*EXERCISE DESCRIPTION:*
Exclude the pictures, then copy all remaining records exactly.

*Stored records:*
....

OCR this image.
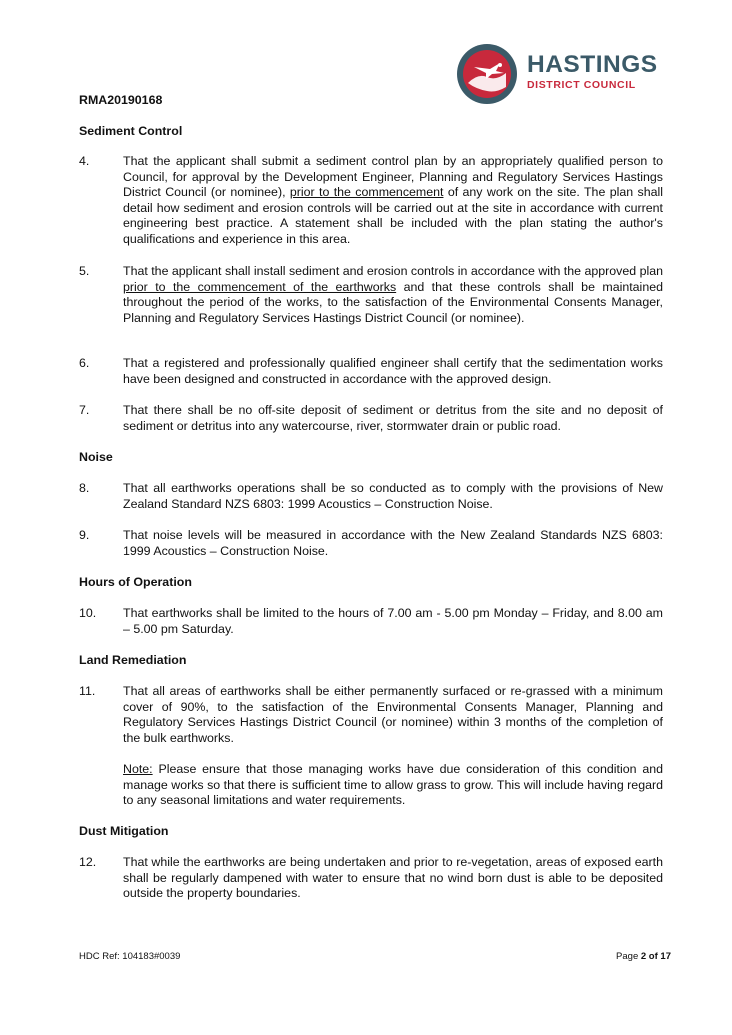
HASTINGS
DISTRICT COUNCIL
RMA20190168
Sediment Control
4.	That the applicant shall submit a sediment control plan by an appropriately qualified person to Council, for approval by the Development Engineer, Planning and Regulatory Services Hastings District Council (or nominee), prior to the commencement of any work on the site. The plan shall detail how sediment and erosion controls will be carried out at the site in accordance with current engineering best practice. A statement shall be included with the plan stating the author's qualifications and experience in this area.
5.	That the applicant shall install sediment and erosion controls in accordance with the approved plan prior to the commencement of the earthworks and that these controls shall be maintained throughout the period of the works, to the satisfaction of the Environmental Consents Manager, Planning and Regulatory Services Hastings District Council (or nominee).
6.	That a registered and professionally qualified engineer shall certify that the sedimentation works have been designed and constructed in accordance with the approved design.
7.	That there shall be no off-site deposit of sediment or detritus from the site and no deposit of sediment or detritus into any watercourse, river, stormwater drain or public road.
Noise
8.	That all earthworks operations shall be so conducted as to comply with the provisions of New Zealand Standard NZS 6803: 1999 Acoustics – Construction Noise.
9.	That noise levels will be measured in accordance with the New Zealand Standards NZS 6803: 1999 Acoustics – Construction Noise.
Hours of Operation
10. That earthworks shall be limited to the hours of 7.00 am - 5.00 pm Monday – Friday, and 8.00 am – 5.00 pm Saturday.
Land Remediation
11. That all areas of earthworks shall be either permanently surfaced or re-grassed with a minimum cover of 90%, to the satisfaction of the Environmental Consents Manager, Planning and Regulatory Services Hastings District Council (or nominee) within 3 months of the completion of the bulk earthworks.
Note: Please ensure that those managing works have due consideration of this condition and manage works so that there is sufficient time to allow grass to grow. This will include having regard to any seasonal limitations and water requirements.
Dust Mitigation
12. That while the earthworks are being undertaken and prior to re-vegetation, areas of exposed earth shall be regularly dampened with water to ensure that no wind born dust is able to be deposited outside the property boundaries.
HDC Ref: 104183#0039	Page 2 of 17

....

*RESULT:*
OCR this image.
HASTINGS
DISTRICT COUNCIL
RMA20190168
Sediment Control
4.	That the applicant shall submit a sediment control plan by an appropriately qualified person to Council, for approval by the Development Engineer, Planning and Regulatory Services Hastings District Council (or nominee), prior to the commencement of any work on the site. The plan shall detail how sediment and erosion controls will be carried out at the site in accordance with current engineering best practice. A statement shall be included with the plan stating the author's qualifications and experience in this area.
5.	That the applicant shall install sediment and erosion controls in accordance with the approved plan prior to the commencement of the earthworks and that these controls shall be maintained throughout the period of the works, to the satisfaction of the Environmental Consents Manager, Planning and Regulatory Services Hastings District Council (or nominee).
6.	That a registered and professionally qualified engineer shall certify that the sedimentation works have been designed and constructed in accordance with the approved design.
7.	That there shall be no off-site deposit of sediment or detritus from the site and no deposit of sediment or detritus into any watercourse, river, stormwater drain or public road.
Noise
8.	That all earthworks operations shall be so conducted as to comply with the provisions of New Zealand Standard NZS 6803: 1999 Acoustics – Construction Noise.
9.	That noise levels will be measured in accordance with the New Zealand Standards NZS 6803: 1999 Acoustics – Construction Noise.
Hours of Operation
10. That earthworks shall be limited to the hours of 7.00 am - 5.00 pm Monday – Friday, and 8.00 am – 5.00 pm Saturday.
Land Remediation
11. That all areas of earthworks shall be either permanently surfaced or re-grassed with a minimum cover of 90%, to the satisfaction of the Environmental Consents Manager, Planning and Regulatory Services Hastings District Council (or nominee) within 3 months of the completion of the bulk earthworks.
Note: Please ensure that those managing works have due consideration of this condition and manage works so that there is sufficient time to allow grass to grow. This will include having regard to any seasonal limitations and water requirements.
Dust Mitigation
12. That while the earthworks are being undertaken and prior to re-vegetation, areas of exposed earth shall be regularly dampened with water to ensure that no wind born dust is able to be deposited outside the property boundaries.
HDC Ref: 104183#0039	Page 2 of 17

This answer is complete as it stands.